> DESCRIPTION OF THE TASK:
Return every line below in which "this" appears.

> SOURCE MATERIAL:
▽

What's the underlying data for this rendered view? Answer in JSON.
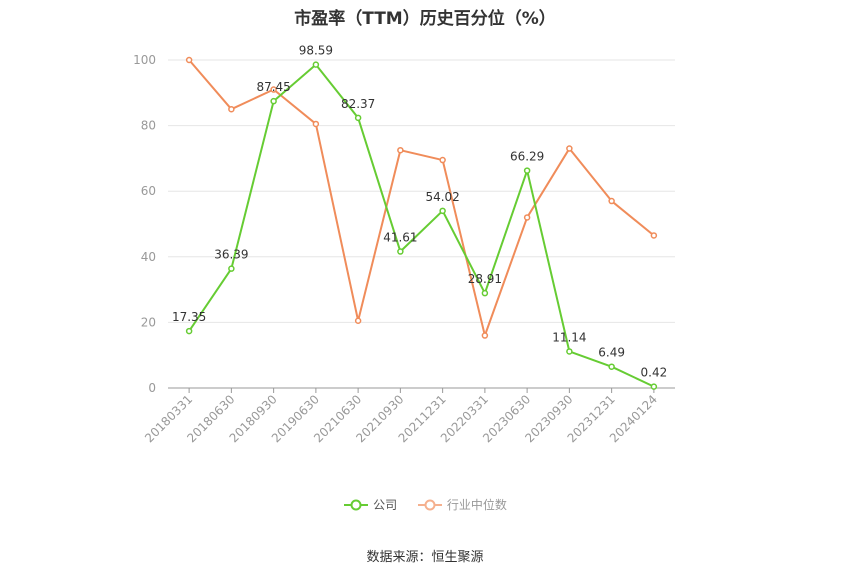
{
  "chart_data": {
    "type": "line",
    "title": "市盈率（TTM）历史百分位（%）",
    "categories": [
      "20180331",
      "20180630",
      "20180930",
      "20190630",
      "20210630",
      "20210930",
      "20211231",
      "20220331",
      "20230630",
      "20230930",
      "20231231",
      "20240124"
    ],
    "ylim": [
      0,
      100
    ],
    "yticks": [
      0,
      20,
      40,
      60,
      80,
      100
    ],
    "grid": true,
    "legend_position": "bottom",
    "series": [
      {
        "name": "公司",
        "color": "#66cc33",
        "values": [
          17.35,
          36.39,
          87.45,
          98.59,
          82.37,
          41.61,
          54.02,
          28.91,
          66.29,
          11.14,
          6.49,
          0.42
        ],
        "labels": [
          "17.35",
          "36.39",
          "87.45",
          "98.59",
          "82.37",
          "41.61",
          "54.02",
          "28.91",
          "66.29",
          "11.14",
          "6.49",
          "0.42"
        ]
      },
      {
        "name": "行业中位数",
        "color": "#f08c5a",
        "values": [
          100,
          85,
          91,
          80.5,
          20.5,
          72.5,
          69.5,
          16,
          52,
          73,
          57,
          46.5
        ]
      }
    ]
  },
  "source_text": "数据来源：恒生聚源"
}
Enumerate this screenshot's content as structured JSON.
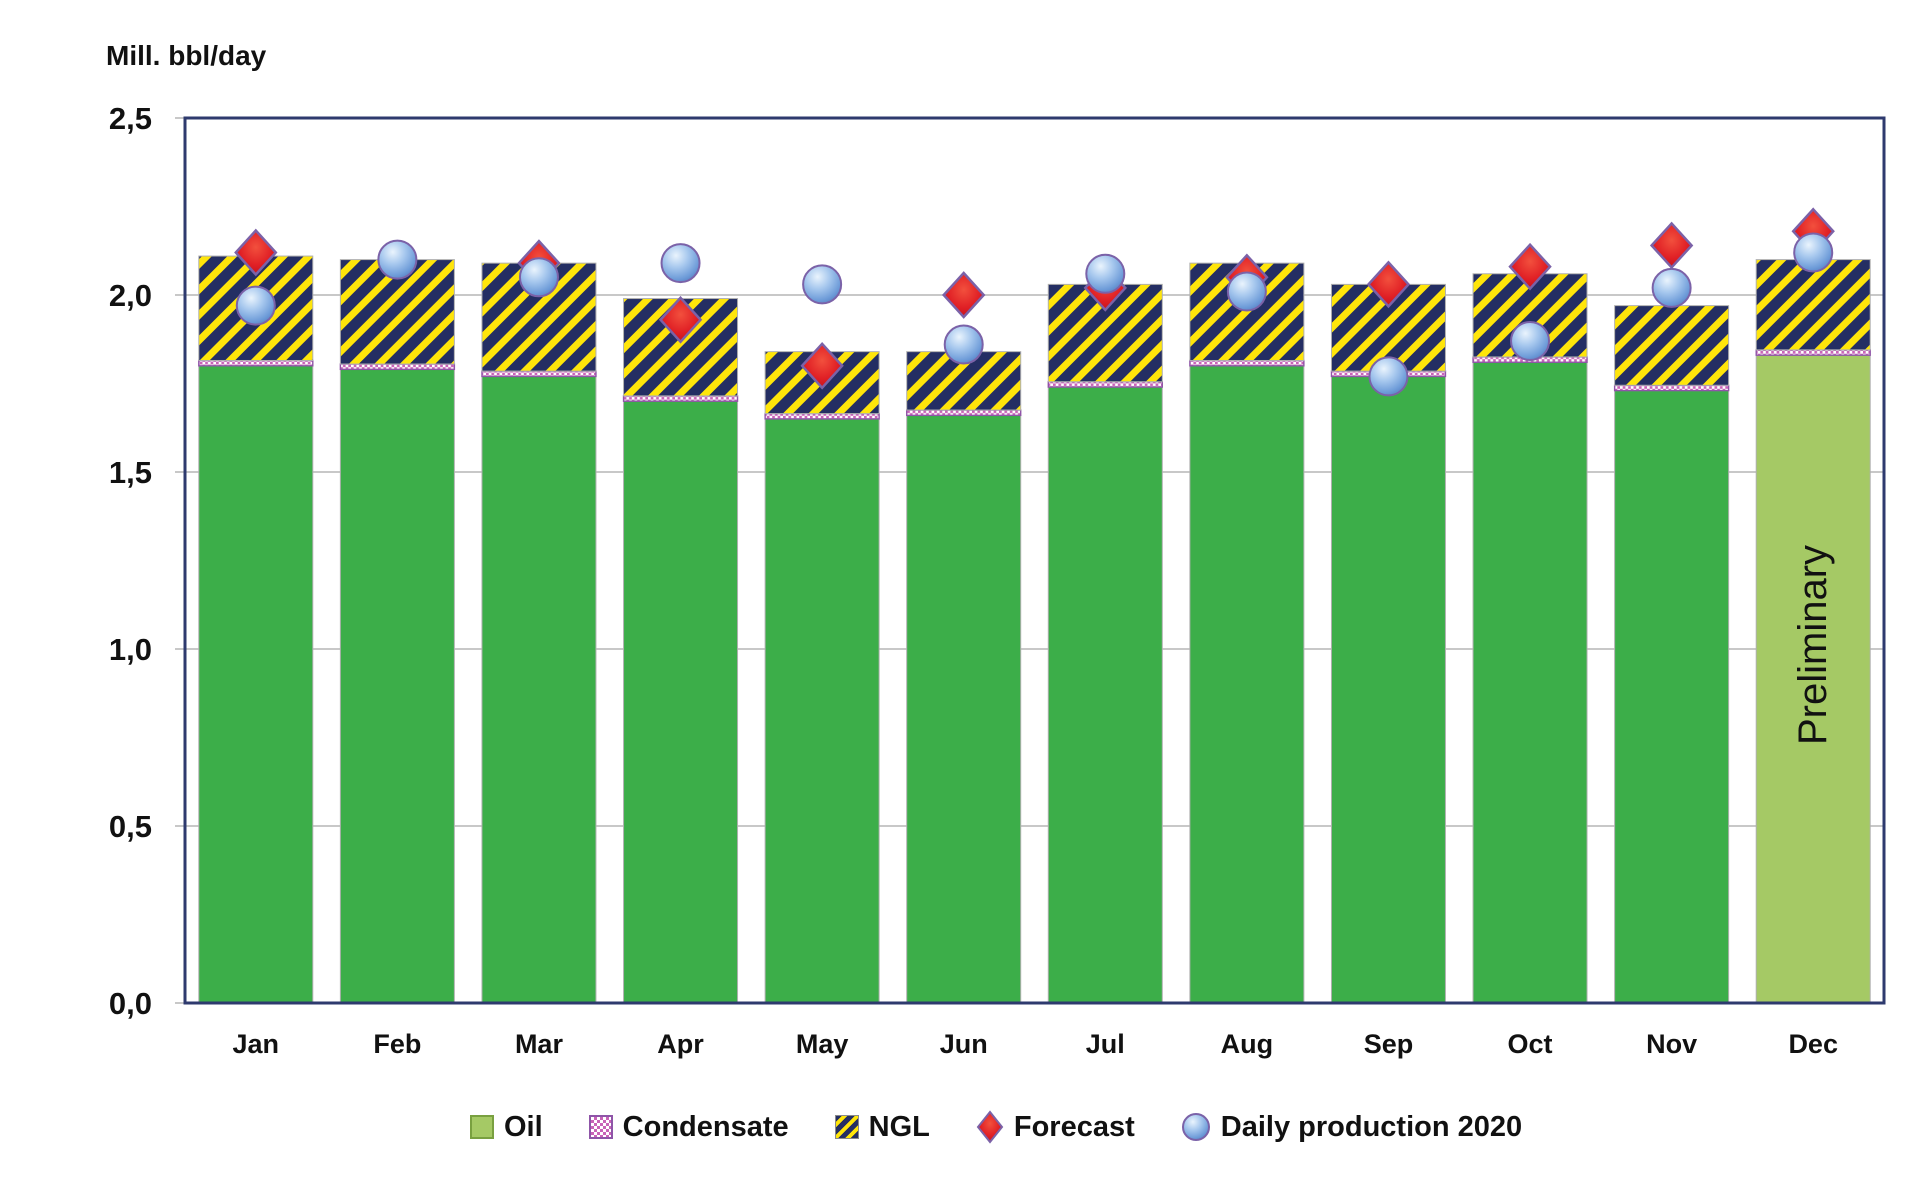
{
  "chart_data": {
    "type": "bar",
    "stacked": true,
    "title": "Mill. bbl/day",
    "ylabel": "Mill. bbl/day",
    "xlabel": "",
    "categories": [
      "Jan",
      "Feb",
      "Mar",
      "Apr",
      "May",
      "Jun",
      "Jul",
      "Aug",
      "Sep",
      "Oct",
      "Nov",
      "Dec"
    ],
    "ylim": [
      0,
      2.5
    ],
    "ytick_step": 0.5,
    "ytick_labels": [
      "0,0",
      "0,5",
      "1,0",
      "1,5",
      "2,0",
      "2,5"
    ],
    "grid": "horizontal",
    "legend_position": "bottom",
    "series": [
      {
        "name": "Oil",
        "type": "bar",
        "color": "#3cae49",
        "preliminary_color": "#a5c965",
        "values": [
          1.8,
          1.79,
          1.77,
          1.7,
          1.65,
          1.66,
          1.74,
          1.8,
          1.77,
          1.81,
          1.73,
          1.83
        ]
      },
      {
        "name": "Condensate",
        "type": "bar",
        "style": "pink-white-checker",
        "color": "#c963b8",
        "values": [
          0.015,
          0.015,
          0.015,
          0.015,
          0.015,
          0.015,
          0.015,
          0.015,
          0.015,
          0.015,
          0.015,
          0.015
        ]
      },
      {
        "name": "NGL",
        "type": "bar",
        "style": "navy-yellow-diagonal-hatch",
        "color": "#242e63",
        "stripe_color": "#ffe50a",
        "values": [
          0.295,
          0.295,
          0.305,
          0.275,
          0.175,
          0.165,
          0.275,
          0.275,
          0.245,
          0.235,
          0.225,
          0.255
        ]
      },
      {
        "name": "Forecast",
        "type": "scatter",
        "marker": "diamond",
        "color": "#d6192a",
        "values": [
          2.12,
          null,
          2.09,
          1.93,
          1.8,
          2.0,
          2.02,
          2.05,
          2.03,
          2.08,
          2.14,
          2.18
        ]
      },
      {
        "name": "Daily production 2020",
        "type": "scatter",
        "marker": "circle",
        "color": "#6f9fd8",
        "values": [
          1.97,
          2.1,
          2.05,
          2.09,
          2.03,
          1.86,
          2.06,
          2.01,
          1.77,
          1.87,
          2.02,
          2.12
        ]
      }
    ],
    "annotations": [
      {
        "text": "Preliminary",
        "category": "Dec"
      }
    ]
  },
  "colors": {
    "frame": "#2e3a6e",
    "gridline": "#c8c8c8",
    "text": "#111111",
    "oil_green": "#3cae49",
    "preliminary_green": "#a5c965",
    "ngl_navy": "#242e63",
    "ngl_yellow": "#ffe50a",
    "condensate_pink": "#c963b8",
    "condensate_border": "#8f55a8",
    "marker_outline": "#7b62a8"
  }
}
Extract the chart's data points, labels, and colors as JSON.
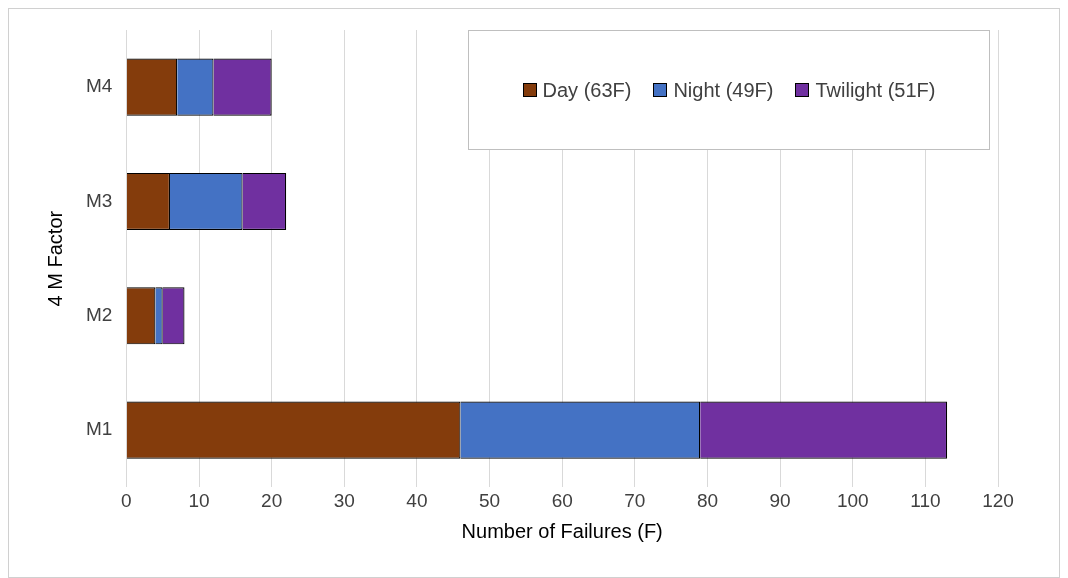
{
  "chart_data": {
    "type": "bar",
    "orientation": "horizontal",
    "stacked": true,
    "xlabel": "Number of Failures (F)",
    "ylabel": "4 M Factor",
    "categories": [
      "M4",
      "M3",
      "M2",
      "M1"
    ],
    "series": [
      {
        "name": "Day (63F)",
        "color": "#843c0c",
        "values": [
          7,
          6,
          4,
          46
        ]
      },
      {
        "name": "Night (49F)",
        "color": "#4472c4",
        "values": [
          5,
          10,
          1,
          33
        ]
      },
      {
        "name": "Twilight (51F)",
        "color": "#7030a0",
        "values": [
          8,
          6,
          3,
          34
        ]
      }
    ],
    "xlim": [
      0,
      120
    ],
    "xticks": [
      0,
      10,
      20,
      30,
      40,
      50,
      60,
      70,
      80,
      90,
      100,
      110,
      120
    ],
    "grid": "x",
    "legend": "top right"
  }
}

△

> RESULT:
What's the underlying data for this rendered view? Answer in JSON.
Enumerate this screenshot's content as structured JSON.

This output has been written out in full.